### Given data
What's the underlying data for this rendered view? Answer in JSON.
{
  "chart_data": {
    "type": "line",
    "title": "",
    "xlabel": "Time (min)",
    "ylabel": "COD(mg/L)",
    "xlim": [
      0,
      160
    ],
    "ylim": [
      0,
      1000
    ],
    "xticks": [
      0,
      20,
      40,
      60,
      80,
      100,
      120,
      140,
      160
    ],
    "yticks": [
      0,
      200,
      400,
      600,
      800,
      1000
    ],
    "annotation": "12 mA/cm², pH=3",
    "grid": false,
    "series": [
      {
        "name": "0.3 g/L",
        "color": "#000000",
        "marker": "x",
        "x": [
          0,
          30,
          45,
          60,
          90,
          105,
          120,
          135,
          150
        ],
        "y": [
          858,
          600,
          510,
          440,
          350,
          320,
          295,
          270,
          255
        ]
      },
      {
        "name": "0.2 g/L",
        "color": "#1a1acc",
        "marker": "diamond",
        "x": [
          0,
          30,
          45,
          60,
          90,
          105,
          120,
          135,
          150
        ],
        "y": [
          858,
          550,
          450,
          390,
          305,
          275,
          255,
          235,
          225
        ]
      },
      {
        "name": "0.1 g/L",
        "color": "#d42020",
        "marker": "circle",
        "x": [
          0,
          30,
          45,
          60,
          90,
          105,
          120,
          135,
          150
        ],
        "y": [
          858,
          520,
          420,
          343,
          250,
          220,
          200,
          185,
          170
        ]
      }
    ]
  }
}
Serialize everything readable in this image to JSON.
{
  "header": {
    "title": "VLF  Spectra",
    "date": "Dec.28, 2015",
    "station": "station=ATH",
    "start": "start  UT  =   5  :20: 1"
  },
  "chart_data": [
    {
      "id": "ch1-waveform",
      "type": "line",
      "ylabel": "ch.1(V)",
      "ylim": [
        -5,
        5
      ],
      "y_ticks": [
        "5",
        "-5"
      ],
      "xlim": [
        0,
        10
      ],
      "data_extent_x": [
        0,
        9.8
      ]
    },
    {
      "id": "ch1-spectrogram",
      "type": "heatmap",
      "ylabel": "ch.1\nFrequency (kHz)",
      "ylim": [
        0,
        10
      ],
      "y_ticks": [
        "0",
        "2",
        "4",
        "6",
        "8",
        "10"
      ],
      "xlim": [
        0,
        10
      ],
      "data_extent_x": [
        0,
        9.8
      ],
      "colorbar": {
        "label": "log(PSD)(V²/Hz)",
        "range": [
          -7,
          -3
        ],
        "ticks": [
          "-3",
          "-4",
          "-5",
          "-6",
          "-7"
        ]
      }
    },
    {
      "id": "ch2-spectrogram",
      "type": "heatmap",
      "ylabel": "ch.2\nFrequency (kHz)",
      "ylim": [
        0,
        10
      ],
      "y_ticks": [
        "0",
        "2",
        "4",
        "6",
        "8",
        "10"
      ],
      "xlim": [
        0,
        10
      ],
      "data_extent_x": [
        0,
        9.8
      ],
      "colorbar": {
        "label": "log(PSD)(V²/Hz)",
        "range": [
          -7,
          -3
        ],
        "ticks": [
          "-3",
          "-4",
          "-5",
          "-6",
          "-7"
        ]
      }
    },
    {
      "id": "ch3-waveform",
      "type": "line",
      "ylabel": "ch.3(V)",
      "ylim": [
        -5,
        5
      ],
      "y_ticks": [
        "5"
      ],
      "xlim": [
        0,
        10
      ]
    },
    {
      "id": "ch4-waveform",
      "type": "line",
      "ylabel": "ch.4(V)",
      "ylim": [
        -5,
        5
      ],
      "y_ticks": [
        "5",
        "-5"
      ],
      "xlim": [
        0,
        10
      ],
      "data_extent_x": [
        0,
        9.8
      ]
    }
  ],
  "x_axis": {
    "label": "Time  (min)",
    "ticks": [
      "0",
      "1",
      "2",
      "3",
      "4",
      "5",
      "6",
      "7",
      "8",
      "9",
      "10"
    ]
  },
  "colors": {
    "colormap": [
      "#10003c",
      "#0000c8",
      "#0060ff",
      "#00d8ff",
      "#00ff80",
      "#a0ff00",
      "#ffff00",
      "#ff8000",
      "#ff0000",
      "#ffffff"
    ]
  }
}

### Objective
Scan the material above. Extract every line in which the word "marker" occurs.

### In response
        "marker": "x",
        "marker": "diamond",
        "marker": "circle",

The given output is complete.